ZU BEFOLGENDE ANWEISUNGEN: Gib die folgenden Daten vollständig und Zeile für Zeile unverändert aus. Lass dabei die Bilder weg.

EINGABE ZUR AUFGABE:
##############################

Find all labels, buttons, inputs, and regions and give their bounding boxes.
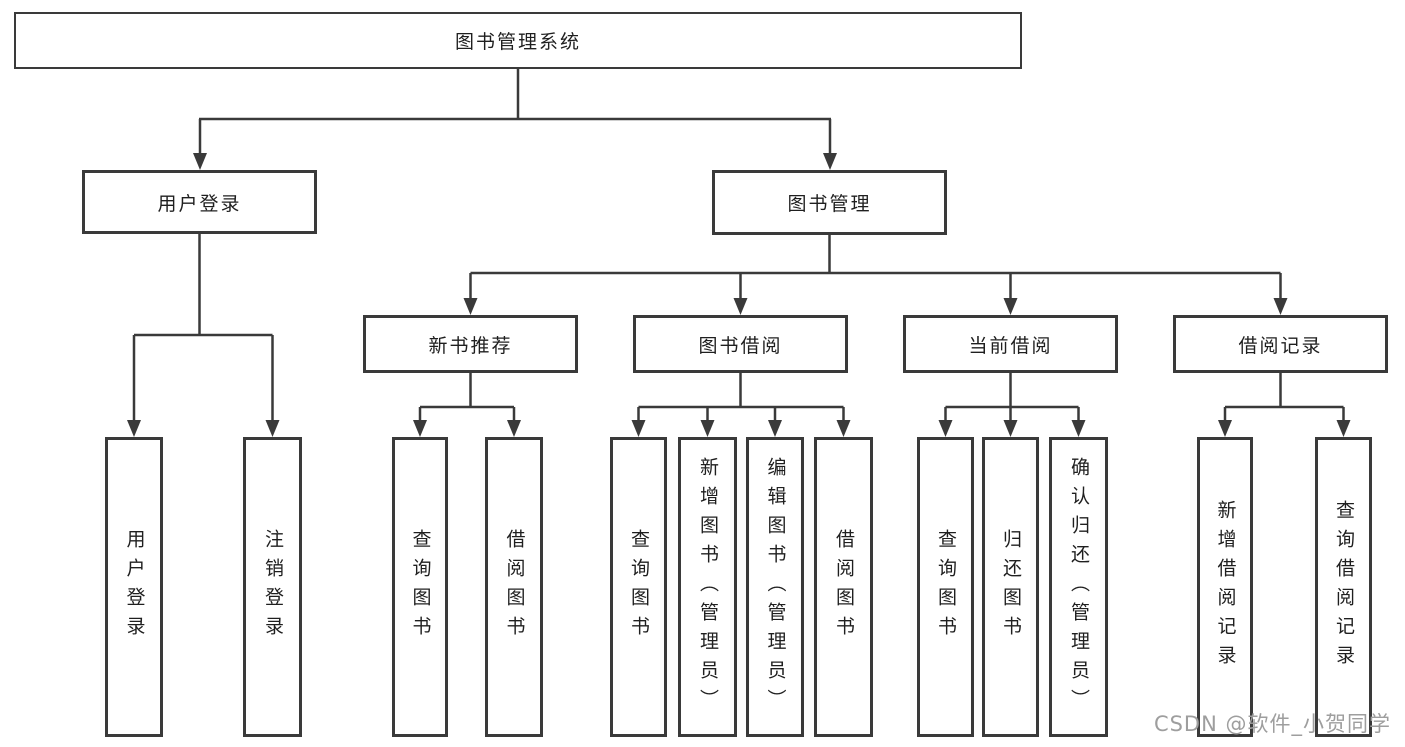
arrowhead-icons bbox=[127, 153, 1351, 437]
leaf-search-books-recommend: 查询图书 bbox=[392, 437, 448, 737]
connector-current-borrow bbox=[944, 373, 1080, 423]
leaf-edit-books-admin: 编辑图书（管理员） bbox=[746, 437, 804, 737]
leaf-label: 查询图书 bbox=[409, 529, 432, 645]
leaf-label: 查询借阅记录 bbox=[1333, 500, 1355, 674]
node-current-borrow: 当前借阅 bbox=[903, 315, 1118, 373]
node-borrow-records: 借阅记录 bbox=[1173, 315, 1388, 373]
leaf-add-books-admin: 新增图书（管理员） bbox=[678, 437, 737, 737]
node-book-borrow: 图书借阅 bbox=[633, 315, 848, 373]
leaf-add-borrow-record: 新增借阅记录 bbox=[1197, 437, 1253, 737]
node-new-book-recommend: 新书推荐 bbox=[363, 315, 578, 373]
connector-book-borrow bbox=[637, 373, 845, 423]
node-root-system: 图书管理系统 bbox=[14, 12, 1022, 69]
leaf-label: 用户登录 bbox=[123, 529, 146, 645]
connector-new-book-recommend bbox=[418, 373, 516, 423]
node-label: 当前借阅 bbox=[968, 334, 1053, 357]
node-label: 用户登录 bbox=[157, 192, 242, 215]
leaf-search-books-borrow: 查询图书 bbox=[610, 437, 667, 737]
leaf-label: 借阅图书 bbox=[503, 529, 526, 645]
leaf-label: 新增图书（管理员） bbox=[697, 456, 719, 718]
leaf-label: 查询图书 bbox=[628, 529, 650, 645]
leaf-borrow-books-recommend: 借阅图书 bbox=[485, 437, 543, 737]
node-user-login: 用户登录 bbox=[82, 170, 317, 234]
node-label: 新书推荐 bbox=[428, 334, 513, 357]
csdn-watermark: CSDN @软件_小贺同学 bbox=[1153, 712, 1391, 736]
leaf-label: 查询图书 bbox=[935, 529, 957, 645]
leaf-borrow-books: 借阅图书 bbox=[814, 437, 873, 737]
node-label: 图书管理 bbox=[787, 193, 872, 215]
leaf-label: 确认归还（管理员） bbox=[1068, 456, 1090, 718]
connector-book-management bbox=[469, 235, 1282, 301]
leaf-search-books-current: 查询图书 bbox=[917, 437, 974, 737]
leaf-return-books: 归还图书 bbox=[982, 437, 1039, 737]
node-book-management: 图书管理 bbox=[712, 170, 947, 235]
leaf-label: 借阅图书 bbox=[833, 529, 855, 645]
leaf-label: 新增借阅记录 bbox=[1214, 500, 1237, 674]
leaf-confirm-return-admin: 确认归还（管理员） bbox=[1049, 437, 1108, 737]
connector-root bbox=[198, 69, 832, 156]
leaf-user-login: 用户登录 bbox=[105, 437, 163, 737]
node-label: 图书借阅 bbox=[698, 334, 783, 357]
leaf-label: 编辑图书（管理员） bbox=[764, 456, 787, 718]
leaf-logout: 注销登录 bbox=[243, 437, 302, 737]
leaf-label: 注销登录 bbox=[262, 529, 284, 645]
node-label: 图书管理系统 bbox=[454, 31, 581, 53]
node-label: 借阅记录 bbox=[1238, 334, 1323, 357]
connector-borrow-records bbox=[1223, 373, 1345, 423]
leaf-label: 归还图书 bbox=[1000, 529, 1022, 645]
connector-user-login bbox=[132, 233, 274, 423]
leaf-search-borrow-record: 查询借阅记录 bbox=[1315, 437, 1372, 737]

##############################

LÖSUNG DIESER AUFGABE:
Find all labels, buttons, inputs, and regions and give their bounding boxes.
arrowhead-icons bbox=[127, 153, 1351, 437]
leaf-search-books-recommend: 查询图书 bbox=[392, 437, 448, 737]
connector-current-borrow bbox=[944, 373, 1080, 423]
leaf-edit-books-admin: 编辑图书（管理员） bbox=[746, 437, 804, 737]
leaf-label: 查询图书 bbox=[409, 529, 432, 645]
leaf-label: 查询借阅记录 bbox=[1333, 500, 1355, 674]
node-current-borrow: 当前借阅 bbox=[903, 315, 1118, 373]
node-borrow-records: 借阅记录 bbox=[1173, 315, 1388, 373]
leaf-add-books-admin: 新增图书（管理员） bbox=[678, 437, 737, 737]
node-book-borrow: 图书借阅 bbox=[633, 315, 848, 373]
leaf-add-borrow-record: 新增借阅记录 bbox=[1197, 437, 1253, 737]
node-new-book-recommend: 新书推荐 bbox=[363, 315, 578, 373]
connector-book-borrow bbox=[637, 373, 845, 423]
node-root-system: 图书管理系统 bbox=[14, 12, 1022, 69]
leaf-label: 用户登录 bbox=[123, 529, 146, 645]
connector-new-book-recommend bbox=[418, 373, 516, 423]
node-label: 当前借阅 bbox=[968, 334, 1053, 357]
node-label: 用户登录 bbox=[157, 192, 242, 215]
leaf-search-books-borrow: 查询图书 bbox=[610, 437, 667, 737]
leaf-label: 借阅图书 bbox=[503, 529, 526, 645]
leaf-label: 新增图书（管理员） bbox=[697, 456, 719, 718]
leaf-label: 查询图书 bbox=[628, 529, 650, 645]
leaf-borrow-books-recommend: 借阅图书 bbox=[485, 437, 543, 737]
node-user-login: 用户登录 bbox=[82, 170, 317, 234]
node-label: 新书推荐 bbox=[428, 334, 513, 357]
csdn-watermark: CSDN @软件_小贺同学 bbox=[1153, 712, 1391, 736]
leaf-label: 查询图书 bbox=[935, 529, 957, 645]
leaf-borrow-books: 借阅图书 bbox=[814, 437, 873, 737]
node-label: 图书管理 bbox=[787, 193, 872, 215]
leaf-label: 确认归还（管理员） bbox=[1068, 456, 1090, 718]
connector-book-management bbox=[469, 235, 1282, 301]
leaf-search-books-current: 查询图书 bbox=[917, 437, 974, 737]
leaf-return-books: 归还图书 bbox=[982, 437, 1039, 737]
node-book-management: 图书管理 bbox=[712, 170, 947, 235]
leaf-label: 借阅图书 bbox=[833, 529, 855, 645]
leaf-label: 新增借阅记录 bbox=[1214, 500, 1237, 674]
leaf-confirm-return-admin: 确认归还（管理员） bbox=[1049, 437, 1108, 737]
connector-root bbox=[198, 69, 832, 156]
leaf-user-login: 用户登录 bbox=[105, 437, 163, 737]
node-label: 图书借阅 bbox=[698, 334, 783, 357]
leaf-label: 编辑图书（管理员） bbox=[764, 456, 787, 718]
leaf-logout: 注销登录 bbox=[243, 437, 302, 737]
leaf-label: 注销登录 bbox=[262, 529, 284, 645]
node-label: 图书管理系统 bbox=[454, 31, 581, 53]
node-label: 借阅记录 bbox=[1238, 334, 1323, 357]
connector-borrow-records bbox=[1223, 373, 1345, 423]
leaf-label: 归还图书 bbox=[1000, 529, 1022, 645]
connector-user-login bbox=[132, 233, 274, 423]
leaf-search-borrow-record: 查询借阅记录 bbox=[1315, 437, 1372, 737]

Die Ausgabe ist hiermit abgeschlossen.